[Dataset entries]
|---|

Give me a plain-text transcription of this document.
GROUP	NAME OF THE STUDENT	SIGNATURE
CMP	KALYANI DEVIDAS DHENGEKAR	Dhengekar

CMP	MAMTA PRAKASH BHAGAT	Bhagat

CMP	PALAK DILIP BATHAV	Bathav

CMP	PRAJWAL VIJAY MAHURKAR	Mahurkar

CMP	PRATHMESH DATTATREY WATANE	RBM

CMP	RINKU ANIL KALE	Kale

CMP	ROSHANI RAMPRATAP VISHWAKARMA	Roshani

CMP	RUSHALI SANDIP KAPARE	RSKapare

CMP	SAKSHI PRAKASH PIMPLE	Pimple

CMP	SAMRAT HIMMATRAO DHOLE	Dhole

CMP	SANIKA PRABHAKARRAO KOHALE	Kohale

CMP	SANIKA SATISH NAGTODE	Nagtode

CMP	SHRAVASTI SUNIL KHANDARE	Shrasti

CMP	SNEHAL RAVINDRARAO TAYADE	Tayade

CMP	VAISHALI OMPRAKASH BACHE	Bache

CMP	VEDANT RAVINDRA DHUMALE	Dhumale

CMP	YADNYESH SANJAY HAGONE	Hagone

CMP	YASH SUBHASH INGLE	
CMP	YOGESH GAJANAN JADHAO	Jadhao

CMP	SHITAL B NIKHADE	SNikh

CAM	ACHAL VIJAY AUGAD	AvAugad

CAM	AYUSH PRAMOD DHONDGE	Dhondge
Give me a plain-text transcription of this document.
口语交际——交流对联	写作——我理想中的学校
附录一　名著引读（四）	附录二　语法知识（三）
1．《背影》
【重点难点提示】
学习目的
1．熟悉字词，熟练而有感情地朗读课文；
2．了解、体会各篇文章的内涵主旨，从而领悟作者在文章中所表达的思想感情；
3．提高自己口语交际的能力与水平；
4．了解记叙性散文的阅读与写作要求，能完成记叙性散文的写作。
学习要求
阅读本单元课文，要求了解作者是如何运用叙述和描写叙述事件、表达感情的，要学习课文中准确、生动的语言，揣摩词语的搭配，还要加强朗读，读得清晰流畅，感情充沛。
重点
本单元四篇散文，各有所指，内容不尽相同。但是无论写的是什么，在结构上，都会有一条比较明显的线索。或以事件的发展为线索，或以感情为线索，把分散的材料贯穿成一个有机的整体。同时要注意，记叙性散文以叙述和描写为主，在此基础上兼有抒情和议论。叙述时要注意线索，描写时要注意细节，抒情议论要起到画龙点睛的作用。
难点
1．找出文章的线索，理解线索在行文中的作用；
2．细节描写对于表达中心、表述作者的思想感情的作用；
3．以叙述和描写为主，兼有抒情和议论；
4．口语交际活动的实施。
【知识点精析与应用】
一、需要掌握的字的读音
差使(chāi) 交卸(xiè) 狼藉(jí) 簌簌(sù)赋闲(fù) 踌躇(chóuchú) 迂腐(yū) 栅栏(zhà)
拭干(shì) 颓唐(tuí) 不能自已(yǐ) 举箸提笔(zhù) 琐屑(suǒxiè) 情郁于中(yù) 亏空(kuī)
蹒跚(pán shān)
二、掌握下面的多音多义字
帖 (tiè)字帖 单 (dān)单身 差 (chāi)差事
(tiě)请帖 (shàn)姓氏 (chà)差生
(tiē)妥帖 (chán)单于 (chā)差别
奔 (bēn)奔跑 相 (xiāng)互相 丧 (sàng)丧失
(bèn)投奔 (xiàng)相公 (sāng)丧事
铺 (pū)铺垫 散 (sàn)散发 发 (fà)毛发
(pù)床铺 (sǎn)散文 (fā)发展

|---|

### Objective
Write all of the records out again exactly.

### Correct answer
Give me a plain-text transcription of this document.
GROUP	NAME OF THE STUDENT	SIGNATURE
CMP	KALYANI DEVIDAS DHENGEKAR	Dhengekar

CMP	MAMTA PRAKASH BHAGAT	Bhagat

CMP	PALAK DILIP BATHAV	Bathav

CMP	PRAJWAL VIJAY MAHURKAR	Mahurkar

CMP	PRATHMESH DATTATREY WATANE	RBM

CMP	RINKU ANIL KALE	Kale

CMP	ROSHANI RAMPRATAP VISHWAKARMA	Roshani

CMP	RUSHALI SANDIP KAPARE	RSKapare

CMP	SAKSHI PRAKASH PIMPLE	Pimple

CMP	SAMRAT HIMMATRAO DHOLE	Dhole

CMP	SANIKA PRABHAKARRAO KOHALE	Kohale

CMP	SANIKA SATISH NAGTODE	Nagtode

CMP	SHRAVASTI SUNIL KHANDARE	Shrasti

CMP	SNEHAL RAVINDRARAO TAYADE	Tayade

CMP	VAISHALI OMPRAKASH BACHE	Bache

CMP	VEDANT RAVINDRA DHUMALE	Dhumale

CMP	YADNYESH SANJAY HAGONE	Hagone

CMP	YASH SUBHASH INGLE	
CMP	YOGESH GAJANAN JADHAO	Jadhao

CMP	SHITAL B NIKHADE	SNikh

CAM	ACHAL VIJAY AUGAD	AvAugad

CAM	AYUSH PRAMOD DHONDGE	Dhondge
Give me a plain-text transcription of this document.
口语交际——交流对联	写作——我理想中的学校
附录一　名著引读（四）	附录二　语法知识（三）
1．《背影》
【重点难点提示】
学习目的
1．熟悉字词，熟练而有感情地朗读课文；
2．了解、体会各篇文章的内涵主旨，从而领悟作者在文章中所表达的思想感情；
3．提高自己口语交际的能力与水平；
4．了解记叙性散文的阅读与写作要求，能完成记叙性散文的写作。
学习要求
阅读本单元课文，要求了解作者是如何运用叙述和描写叙述事件、表达感情的，要学习课文中准确、生动的语言，揣摩词语的搭配，还要加强朗读，读得清晰流畅，感情充沛。
重点
本单元四篇散文，各有所指，内容不尽相同。但是无论写的是什么，在结构上，都会有一条比较明显的线索。或以事件的发展为线索，或以感情为线索，把分散的材料贯穿成一个有机的整体。同时要注意，记叙性散文以叙述和描写为主，在此基础上兼有抒情和议论。叙述时要注意线索，描写时要注意细节，抒情议论要起到画龙点睛的作用。
难点
1．找出文章的线索，理解线索在行文中的作用；
2．细节描写对于表达中心、表述作者的思想感情的作用；
3．以叙述和描写为主，兼有抒情和议论；
4．口语交际活动的实施。
【知识点精析与应用】
一、需要掌握的字的读音
差使(chāi) 交卸(xiè) 狼藉(jí) 簌簌(sù)赋闲(fù) 踌躇(chóuchú) 迂腐(yū) 栅栏(zhà)
拭干(shì) 颓唐(tuí) 不能自已(yǐ) 举箸提笔(zhù) 琐屑(suǒxiè) 情郁于中(yù) 亏空(kuī)
蹒跚(pán shān)
二、掌握下面的多音多义字
帖 (tiè)字帖 单 (dān)单身 差 (chāi)差事
(tiě)请帖 (shàn)姓氏 (chà)差生
(tiē)妥帖 (chán)单于 (chā)差别
奔 (bēn)奔跑 相 (xiāng)互相 丧 (sàng)丧失
(bèn)投奔 (xiàng)相公 (sāng)丧事
铺 (pū)铺垫 散 (sàn)散发 发 (fà)毛发
(pù)床铺 (sǎn)散文 (fā)发展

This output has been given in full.